━━ EXERCISE MATERIALS
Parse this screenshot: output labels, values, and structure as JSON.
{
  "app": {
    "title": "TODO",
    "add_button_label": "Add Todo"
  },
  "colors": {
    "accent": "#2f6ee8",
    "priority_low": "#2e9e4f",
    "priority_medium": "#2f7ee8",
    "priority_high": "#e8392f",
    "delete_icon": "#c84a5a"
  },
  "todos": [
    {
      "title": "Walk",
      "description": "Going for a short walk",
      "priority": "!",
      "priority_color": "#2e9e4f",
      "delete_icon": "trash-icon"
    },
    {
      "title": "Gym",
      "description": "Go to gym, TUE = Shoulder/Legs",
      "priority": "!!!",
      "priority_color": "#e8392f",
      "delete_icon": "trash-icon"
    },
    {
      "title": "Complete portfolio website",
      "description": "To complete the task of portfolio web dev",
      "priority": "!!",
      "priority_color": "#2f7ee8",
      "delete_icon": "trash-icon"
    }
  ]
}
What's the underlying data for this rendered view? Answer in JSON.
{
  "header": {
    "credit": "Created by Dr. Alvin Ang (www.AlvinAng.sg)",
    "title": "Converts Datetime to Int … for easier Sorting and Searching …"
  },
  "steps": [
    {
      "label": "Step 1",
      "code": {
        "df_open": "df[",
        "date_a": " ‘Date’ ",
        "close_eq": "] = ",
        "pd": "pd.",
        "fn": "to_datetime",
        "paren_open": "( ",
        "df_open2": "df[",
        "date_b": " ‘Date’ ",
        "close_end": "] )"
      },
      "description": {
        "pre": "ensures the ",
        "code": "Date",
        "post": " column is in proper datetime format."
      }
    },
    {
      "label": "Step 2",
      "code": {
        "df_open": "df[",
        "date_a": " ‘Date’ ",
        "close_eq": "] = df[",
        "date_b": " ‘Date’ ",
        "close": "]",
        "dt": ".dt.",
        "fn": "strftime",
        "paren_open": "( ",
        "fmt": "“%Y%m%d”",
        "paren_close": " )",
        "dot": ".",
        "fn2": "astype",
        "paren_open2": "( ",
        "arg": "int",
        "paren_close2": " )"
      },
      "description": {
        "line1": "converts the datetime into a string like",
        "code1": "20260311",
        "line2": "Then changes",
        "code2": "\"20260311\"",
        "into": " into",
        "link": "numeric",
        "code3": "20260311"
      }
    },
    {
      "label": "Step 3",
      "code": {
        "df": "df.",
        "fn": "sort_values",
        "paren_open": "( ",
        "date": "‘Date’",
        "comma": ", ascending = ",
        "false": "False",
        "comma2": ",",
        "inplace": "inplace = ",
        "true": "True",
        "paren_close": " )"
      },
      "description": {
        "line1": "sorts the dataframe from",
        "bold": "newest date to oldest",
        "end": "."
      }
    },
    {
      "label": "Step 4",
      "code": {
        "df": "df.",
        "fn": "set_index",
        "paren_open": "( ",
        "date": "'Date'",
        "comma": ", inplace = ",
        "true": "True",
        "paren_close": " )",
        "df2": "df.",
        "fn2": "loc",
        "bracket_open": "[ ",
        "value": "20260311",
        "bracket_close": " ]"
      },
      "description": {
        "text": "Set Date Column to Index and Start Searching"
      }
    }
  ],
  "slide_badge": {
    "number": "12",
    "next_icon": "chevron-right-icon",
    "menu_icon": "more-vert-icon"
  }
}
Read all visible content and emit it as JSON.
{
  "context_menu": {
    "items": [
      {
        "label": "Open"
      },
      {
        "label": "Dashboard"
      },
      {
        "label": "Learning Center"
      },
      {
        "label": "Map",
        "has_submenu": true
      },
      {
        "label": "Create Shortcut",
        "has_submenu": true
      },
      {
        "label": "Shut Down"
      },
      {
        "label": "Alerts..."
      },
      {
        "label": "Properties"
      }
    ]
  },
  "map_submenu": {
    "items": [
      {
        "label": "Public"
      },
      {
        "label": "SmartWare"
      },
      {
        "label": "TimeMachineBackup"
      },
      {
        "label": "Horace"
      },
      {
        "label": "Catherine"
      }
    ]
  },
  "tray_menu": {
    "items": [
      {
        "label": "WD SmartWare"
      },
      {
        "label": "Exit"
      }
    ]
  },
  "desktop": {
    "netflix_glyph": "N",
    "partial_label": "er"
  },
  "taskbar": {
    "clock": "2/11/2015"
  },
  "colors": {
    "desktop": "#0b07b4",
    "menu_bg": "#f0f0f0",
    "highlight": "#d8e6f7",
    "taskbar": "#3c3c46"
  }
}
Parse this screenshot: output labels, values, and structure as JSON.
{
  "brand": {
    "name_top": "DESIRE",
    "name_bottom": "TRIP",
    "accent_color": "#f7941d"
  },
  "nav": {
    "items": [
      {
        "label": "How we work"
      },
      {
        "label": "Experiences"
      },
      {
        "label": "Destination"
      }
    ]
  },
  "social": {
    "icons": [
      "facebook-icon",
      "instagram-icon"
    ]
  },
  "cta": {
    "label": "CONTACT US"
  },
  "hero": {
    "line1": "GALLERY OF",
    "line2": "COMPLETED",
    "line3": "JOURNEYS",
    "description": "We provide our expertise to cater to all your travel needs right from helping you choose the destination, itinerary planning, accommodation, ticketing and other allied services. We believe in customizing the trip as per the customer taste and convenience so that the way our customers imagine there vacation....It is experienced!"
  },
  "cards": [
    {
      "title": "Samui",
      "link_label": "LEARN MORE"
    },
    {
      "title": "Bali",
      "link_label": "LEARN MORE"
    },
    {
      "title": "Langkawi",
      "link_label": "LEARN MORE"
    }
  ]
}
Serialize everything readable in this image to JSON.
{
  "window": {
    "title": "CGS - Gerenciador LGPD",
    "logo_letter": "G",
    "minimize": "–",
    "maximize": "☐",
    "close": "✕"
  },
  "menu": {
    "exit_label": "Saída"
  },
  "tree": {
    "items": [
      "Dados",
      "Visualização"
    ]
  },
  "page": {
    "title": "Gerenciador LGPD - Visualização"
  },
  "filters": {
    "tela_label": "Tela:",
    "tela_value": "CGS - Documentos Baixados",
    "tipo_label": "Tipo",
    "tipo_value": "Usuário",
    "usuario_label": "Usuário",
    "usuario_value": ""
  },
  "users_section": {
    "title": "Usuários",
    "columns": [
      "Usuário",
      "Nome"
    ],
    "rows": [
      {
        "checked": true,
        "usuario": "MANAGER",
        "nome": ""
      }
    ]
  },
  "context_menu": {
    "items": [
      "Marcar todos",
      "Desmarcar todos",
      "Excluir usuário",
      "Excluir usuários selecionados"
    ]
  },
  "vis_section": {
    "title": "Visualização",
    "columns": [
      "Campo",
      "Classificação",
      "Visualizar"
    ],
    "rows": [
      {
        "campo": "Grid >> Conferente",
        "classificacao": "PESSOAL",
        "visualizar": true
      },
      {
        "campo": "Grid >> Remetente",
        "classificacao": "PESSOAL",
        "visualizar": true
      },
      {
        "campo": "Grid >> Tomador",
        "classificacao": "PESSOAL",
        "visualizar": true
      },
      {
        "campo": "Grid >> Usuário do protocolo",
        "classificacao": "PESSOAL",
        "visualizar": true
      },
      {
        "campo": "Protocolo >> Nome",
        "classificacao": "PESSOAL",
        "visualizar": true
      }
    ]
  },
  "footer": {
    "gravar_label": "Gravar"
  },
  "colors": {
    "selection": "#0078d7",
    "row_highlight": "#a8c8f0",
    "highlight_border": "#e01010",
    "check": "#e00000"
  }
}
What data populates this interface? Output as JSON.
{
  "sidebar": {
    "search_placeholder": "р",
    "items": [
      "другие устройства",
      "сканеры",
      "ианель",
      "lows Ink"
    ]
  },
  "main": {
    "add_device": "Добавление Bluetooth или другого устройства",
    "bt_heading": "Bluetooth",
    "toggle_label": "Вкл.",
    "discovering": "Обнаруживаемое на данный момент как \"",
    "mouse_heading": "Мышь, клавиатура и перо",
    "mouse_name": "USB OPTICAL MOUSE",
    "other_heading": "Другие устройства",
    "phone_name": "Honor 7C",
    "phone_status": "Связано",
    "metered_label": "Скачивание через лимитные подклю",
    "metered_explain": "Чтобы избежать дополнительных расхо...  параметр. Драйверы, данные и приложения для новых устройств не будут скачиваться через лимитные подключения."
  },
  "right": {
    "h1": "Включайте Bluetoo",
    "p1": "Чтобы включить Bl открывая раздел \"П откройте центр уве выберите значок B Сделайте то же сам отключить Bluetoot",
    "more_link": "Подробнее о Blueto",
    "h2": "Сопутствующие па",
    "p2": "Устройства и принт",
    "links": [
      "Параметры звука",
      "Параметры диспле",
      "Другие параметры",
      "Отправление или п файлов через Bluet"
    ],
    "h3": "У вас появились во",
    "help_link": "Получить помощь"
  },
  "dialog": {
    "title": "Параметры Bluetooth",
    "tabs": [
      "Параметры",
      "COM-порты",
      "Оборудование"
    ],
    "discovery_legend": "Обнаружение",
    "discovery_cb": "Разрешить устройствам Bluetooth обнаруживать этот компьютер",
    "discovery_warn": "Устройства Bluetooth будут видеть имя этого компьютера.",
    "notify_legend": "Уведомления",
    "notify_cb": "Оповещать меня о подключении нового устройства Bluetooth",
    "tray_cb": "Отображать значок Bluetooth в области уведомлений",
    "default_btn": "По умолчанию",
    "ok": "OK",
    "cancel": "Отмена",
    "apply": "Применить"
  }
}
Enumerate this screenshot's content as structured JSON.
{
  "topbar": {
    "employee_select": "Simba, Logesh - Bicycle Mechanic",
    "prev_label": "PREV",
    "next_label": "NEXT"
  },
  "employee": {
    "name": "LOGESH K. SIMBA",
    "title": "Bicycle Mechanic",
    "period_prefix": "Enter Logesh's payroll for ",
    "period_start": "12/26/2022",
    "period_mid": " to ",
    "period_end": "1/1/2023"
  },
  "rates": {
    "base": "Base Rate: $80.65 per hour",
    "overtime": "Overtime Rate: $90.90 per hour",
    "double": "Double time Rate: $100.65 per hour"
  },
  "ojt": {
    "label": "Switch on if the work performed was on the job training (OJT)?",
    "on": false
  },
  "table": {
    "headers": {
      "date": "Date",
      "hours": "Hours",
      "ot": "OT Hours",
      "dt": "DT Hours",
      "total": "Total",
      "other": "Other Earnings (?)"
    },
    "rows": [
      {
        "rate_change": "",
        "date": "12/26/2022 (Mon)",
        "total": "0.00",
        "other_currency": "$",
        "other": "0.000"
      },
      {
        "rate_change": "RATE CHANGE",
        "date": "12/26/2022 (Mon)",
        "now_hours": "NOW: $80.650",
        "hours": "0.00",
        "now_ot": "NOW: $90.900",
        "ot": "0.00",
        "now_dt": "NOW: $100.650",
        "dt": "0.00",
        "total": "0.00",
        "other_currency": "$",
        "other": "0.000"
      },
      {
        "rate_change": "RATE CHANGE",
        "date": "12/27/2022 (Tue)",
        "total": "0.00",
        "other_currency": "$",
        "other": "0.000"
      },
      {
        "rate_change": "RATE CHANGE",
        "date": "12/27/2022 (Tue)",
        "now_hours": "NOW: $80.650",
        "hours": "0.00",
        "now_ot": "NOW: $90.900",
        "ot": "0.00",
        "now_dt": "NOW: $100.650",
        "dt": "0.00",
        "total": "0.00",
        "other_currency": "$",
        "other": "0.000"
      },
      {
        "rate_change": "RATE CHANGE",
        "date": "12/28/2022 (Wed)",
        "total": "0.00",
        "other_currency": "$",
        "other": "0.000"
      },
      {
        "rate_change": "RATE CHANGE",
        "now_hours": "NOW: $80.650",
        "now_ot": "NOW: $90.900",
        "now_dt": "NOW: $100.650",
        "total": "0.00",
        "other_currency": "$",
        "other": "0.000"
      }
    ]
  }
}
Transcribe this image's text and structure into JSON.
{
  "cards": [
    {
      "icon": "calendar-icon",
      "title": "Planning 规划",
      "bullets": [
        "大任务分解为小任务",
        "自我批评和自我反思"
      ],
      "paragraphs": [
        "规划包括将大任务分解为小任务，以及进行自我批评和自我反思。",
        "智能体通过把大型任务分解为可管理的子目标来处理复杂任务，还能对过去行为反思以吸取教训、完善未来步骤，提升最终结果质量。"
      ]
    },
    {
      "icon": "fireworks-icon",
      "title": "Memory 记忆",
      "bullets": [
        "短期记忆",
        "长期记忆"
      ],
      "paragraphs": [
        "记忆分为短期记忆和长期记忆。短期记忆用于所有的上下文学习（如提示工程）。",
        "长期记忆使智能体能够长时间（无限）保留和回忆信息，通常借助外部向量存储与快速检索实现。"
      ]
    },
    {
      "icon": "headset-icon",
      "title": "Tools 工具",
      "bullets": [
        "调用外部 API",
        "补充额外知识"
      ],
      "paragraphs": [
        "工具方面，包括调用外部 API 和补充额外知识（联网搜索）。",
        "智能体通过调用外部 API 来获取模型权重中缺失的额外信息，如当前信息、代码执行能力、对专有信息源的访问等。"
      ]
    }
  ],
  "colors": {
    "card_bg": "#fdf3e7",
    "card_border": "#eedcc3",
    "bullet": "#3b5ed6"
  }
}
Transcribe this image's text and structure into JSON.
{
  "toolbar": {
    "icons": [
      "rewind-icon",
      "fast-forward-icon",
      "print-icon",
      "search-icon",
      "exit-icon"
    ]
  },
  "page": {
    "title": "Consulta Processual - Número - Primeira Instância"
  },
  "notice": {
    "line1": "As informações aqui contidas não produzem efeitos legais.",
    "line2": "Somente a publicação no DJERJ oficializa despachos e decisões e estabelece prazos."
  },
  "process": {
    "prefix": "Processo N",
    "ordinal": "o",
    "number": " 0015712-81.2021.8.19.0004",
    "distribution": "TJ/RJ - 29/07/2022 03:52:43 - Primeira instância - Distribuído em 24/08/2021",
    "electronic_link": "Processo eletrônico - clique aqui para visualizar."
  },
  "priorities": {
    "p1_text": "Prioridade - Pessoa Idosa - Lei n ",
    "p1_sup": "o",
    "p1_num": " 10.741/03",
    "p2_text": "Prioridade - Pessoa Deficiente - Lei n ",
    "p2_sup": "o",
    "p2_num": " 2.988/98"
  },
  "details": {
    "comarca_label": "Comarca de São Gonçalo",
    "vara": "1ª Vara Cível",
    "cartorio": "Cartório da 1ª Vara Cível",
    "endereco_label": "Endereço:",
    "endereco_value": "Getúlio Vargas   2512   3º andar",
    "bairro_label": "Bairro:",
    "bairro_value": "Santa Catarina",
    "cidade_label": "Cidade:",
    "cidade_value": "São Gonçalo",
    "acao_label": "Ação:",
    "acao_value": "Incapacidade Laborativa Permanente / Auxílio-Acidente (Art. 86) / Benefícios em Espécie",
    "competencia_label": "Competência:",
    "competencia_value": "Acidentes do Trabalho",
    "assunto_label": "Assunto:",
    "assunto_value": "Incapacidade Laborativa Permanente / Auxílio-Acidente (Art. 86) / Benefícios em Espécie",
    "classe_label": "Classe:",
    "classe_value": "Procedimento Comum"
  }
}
━━━━
▶ **STATED PROBLEM**:
Only the number is wanted: how many lines of the material above include the word "Cível"?

▶ **SOLUTION**:
2